# What you are asked to do
Rewrite each line of the entries below as a JSON list of strings, one string per line, leaving out blank lines.

# Records
┄┄┄┄┄┄┄┄┄┄
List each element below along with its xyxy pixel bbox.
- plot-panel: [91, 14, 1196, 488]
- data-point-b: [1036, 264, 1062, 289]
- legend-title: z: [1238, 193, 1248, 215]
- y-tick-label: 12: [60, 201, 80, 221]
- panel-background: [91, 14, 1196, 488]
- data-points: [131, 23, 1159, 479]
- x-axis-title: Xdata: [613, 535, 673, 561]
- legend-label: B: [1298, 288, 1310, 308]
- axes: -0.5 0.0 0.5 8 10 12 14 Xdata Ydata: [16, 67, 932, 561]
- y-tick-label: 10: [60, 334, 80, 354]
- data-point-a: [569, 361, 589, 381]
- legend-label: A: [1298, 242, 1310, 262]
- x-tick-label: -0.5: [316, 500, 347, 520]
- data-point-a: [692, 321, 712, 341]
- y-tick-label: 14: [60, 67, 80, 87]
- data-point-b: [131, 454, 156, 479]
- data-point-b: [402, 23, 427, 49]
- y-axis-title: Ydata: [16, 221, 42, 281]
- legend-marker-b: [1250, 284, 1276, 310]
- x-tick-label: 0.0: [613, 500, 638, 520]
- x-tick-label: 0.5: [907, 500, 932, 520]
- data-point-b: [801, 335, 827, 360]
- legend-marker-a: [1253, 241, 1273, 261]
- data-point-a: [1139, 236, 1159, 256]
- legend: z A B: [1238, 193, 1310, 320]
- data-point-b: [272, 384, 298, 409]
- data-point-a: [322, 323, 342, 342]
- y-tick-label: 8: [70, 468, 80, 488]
┄┄┄┄┄┄┄┄┄┄
# Full output
[
  "List each element below along with its xyxy pixel bbox.",
  "- plot-panel: [91, 14, 1196, 488]",
  "- data-point-b: [1036, 264, 1062, 289]",
  "- legend-title: z: [1238, 193, 1248, 215]",
  "- y-tick-label: 12: [60, 201, 80, 221]",
  "- panel-background: [91, 14, 1196, 488]",
  "- data-points: [131, 23, 1159, 479]",
  "- x-axis-title: Xdata: [613, 535, 673, 561]",
  "- legend-label: B: [1298, 288, 1310, 308]",
  "- axes: -0.5 0.0 0.5 8 10 12 14 Xdata Ydata: [16, 67, 932, 561]",
  "- y-tick-label: 10: [60, 334, 80, 354]",
  "- data-point-a: [569, 361, 589, 381]",
  "- legend-label: A: [1298, 242, 1310, 262]",
  "- x-tick-label: -0.5: [316, 500, 347, 520]",
  "- data-point-a: [692, 321, 712, 341]",
  "- y-tick-label: 14: [60, 67, 80, 87]",
  "- data-point-b: [131, 454, 156, 479]",
  "- data-point-b: [402, 23, 427, 49]",
  "- y-axis-title: Ydata: [16, 221, 42, 281]",
  "- legend-marker-b: [1250, 284, 1276, 310]",
  "- x-tick-label: 0.0: [613, 500, 638, 520]",
  "- x-tick-label: 0.5: [907, 500, 932, 520]",
  "- data-point-b: [801, 335, 827, 360]",
  "- legend-marker-a: [1253, 241, 1273, 261]",
  "- data-point-a: [1139, 236, 1159, 256]",
  "- legend: z A B: [1238, 193, 1310, 320]",
  "- data-point-b: [272, 384, 298, 409]",
  "- data-point-a: [322, 323, 342, 342]",
  "- y-tick-label: 8: [70, 468, 80, 488]"
]